Directive: Look through the listing for the word "Field". Copy each line that has it.

Stored data entries:
================
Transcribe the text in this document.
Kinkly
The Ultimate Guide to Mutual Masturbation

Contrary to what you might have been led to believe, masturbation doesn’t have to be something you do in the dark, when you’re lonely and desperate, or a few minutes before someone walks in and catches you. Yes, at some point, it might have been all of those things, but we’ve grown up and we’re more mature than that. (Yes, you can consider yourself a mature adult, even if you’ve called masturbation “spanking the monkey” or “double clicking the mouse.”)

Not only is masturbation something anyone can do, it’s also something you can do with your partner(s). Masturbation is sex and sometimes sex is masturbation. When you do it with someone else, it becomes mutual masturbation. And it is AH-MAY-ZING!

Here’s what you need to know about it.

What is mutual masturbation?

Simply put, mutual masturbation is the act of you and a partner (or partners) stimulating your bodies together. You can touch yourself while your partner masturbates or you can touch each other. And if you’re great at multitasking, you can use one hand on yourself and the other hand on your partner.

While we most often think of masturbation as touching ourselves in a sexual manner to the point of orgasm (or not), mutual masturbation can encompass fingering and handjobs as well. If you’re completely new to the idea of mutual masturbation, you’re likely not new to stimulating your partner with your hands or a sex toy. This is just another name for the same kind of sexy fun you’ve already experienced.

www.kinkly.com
================
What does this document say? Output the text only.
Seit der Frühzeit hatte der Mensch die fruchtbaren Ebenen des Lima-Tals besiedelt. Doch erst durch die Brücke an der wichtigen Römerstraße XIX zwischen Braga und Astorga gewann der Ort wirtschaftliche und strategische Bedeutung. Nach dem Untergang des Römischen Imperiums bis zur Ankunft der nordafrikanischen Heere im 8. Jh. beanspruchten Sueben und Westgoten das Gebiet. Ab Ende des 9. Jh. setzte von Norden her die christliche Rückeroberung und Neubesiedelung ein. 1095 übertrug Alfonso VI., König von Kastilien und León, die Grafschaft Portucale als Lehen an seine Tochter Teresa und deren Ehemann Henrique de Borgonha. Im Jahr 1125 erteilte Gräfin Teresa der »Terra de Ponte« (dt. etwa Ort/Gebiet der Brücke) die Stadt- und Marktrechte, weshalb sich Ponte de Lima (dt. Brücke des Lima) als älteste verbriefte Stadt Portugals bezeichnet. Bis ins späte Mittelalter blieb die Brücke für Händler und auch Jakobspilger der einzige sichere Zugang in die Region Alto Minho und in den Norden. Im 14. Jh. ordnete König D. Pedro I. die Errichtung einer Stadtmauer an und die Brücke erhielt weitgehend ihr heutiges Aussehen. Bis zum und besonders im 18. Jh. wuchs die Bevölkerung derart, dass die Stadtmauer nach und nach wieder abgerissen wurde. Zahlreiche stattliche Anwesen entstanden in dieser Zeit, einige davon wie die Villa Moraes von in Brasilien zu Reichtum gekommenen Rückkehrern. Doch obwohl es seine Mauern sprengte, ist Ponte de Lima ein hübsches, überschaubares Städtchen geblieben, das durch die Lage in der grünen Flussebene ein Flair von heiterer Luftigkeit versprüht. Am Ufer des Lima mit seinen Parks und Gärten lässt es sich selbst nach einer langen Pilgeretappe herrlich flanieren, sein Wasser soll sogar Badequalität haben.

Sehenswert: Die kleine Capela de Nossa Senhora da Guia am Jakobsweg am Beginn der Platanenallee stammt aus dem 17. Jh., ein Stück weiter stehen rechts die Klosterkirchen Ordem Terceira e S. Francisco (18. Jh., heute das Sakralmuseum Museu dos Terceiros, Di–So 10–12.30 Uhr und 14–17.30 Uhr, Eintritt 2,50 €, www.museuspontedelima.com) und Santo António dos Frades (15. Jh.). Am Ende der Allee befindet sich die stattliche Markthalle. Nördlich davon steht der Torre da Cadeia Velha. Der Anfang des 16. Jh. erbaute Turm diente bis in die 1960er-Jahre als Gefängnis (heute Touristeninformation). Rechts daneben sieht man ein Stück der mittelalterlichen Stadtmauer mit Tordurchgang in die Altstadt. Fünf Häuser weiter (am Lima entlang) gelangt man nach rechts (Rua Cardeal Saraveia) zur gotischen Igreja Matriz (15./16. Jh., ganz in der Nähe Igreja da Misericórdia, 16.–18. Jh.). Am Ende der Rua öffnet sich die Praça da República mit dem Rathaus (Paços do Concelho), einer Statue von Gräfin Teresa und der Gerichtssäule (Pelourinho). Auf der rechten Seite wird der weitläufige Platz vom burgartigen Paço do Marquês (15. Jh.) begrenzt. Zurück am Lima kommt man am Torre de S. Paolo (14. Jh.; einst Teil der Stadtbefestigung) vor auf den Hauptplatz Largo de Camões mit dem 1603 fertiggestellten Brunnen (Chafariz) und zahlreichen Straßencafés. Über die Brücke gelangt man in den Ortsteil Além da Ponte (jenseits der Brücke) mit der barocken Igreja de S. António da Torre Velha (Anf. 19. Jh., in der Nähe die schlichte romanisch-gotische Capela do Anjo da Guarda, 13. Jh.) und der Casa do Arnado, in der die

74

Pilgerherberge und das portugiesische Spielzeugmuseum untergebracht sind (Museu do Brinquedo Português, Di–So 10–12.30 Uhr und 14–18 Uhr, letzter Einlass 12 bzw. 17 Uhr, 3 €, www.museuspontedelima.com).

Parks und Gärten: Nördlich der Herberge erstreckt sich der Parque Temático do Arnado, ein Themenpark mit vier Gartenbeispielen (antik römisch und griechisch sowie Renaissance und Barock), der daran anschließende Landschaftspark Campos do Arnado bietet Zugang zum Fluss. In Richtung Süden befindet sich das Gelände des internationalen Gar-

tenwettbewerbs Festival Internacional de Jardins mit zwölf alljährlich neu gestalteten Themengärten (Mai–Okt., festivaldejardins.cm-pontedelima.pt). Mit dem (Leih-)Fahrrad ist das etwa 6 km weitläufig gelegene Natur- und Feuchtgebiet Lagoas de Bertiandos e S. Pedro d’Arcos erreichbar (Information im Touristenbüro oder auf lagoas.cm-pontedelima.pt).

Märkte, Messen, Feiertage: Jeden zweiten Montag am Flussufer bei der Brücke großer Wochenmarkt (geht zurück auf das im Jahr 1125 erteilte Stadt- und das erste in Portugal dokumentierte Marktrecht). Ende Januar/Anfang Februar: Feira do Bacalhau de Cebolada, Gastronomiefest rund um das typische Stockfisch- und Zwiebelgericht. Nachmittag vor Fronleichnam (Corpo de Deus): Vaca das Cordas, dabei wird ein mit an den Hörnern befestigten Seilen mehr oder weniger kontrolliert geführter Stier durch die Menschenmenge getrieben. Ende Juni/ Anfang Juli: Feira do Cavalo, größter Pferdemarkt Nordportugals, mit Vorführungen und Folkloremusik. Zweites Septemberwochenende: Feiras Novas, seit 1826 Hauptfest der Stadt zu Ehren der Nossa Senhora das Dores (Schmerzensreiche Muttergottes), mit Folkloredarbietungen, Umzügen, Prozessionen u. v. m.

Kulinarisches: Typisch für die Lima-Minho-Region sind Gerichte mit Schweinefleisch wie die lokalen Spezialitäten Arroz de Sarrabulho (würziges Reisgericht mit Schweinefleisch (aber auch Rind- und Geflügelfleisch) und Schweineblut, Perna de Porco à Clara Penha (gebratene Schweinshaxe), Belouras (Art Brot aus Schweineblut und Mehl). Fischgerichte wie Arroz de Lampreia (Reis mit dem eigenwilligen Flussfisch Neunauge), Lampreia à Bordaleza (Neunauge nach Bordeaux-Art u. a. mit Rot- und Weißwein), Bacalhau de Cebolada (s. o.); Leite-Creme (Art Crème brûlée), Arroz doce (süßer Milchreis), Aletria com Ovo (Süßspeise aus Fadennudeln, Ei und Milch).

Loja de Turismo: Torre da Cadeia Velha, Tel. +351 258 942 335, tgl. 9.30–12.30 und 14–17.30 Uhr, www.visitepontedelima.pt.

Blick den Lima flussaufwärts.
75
================
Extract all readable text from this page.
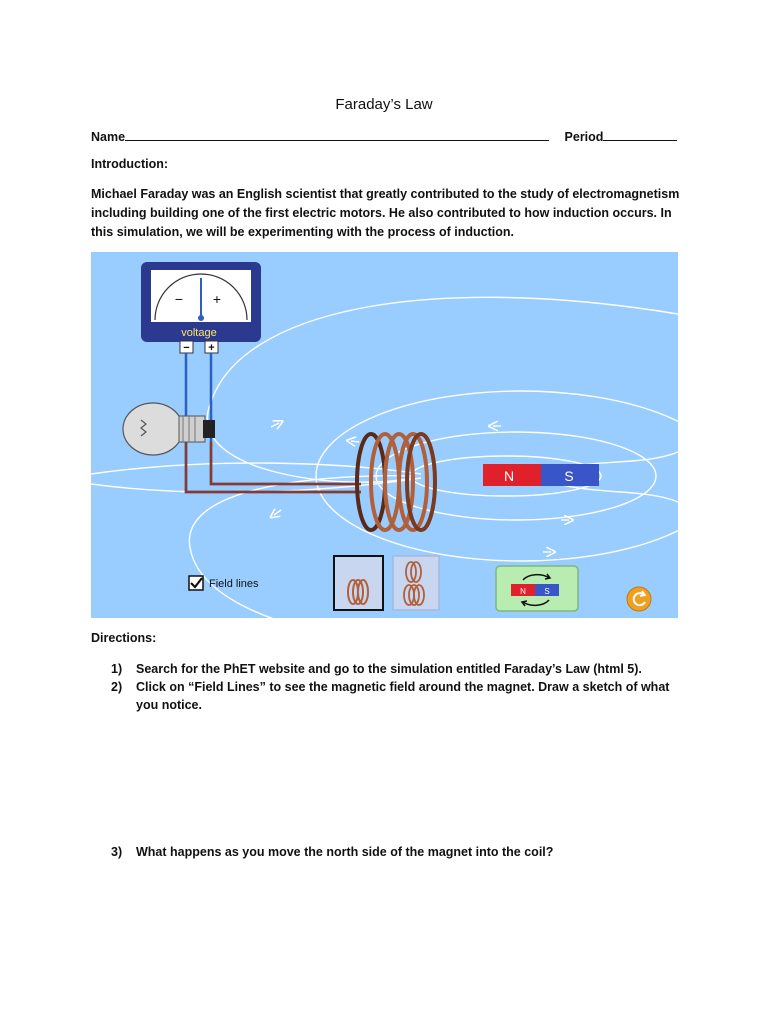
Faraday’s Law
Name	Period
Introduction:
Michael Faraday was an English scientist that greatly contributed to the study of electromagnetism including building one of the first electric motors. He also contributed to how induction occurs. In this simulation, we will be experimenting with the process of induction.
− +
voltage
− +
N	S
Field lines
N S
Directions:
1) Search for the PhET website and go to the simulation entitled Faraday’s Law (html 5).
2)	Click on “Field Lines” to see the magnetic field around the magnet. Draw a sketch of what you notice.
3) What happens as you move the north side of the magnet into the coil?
================
Answer in full:
Field lines
2)	Click on “Field Lines” to see the magnetic field around the magnet. Draw a sketch of what you notice.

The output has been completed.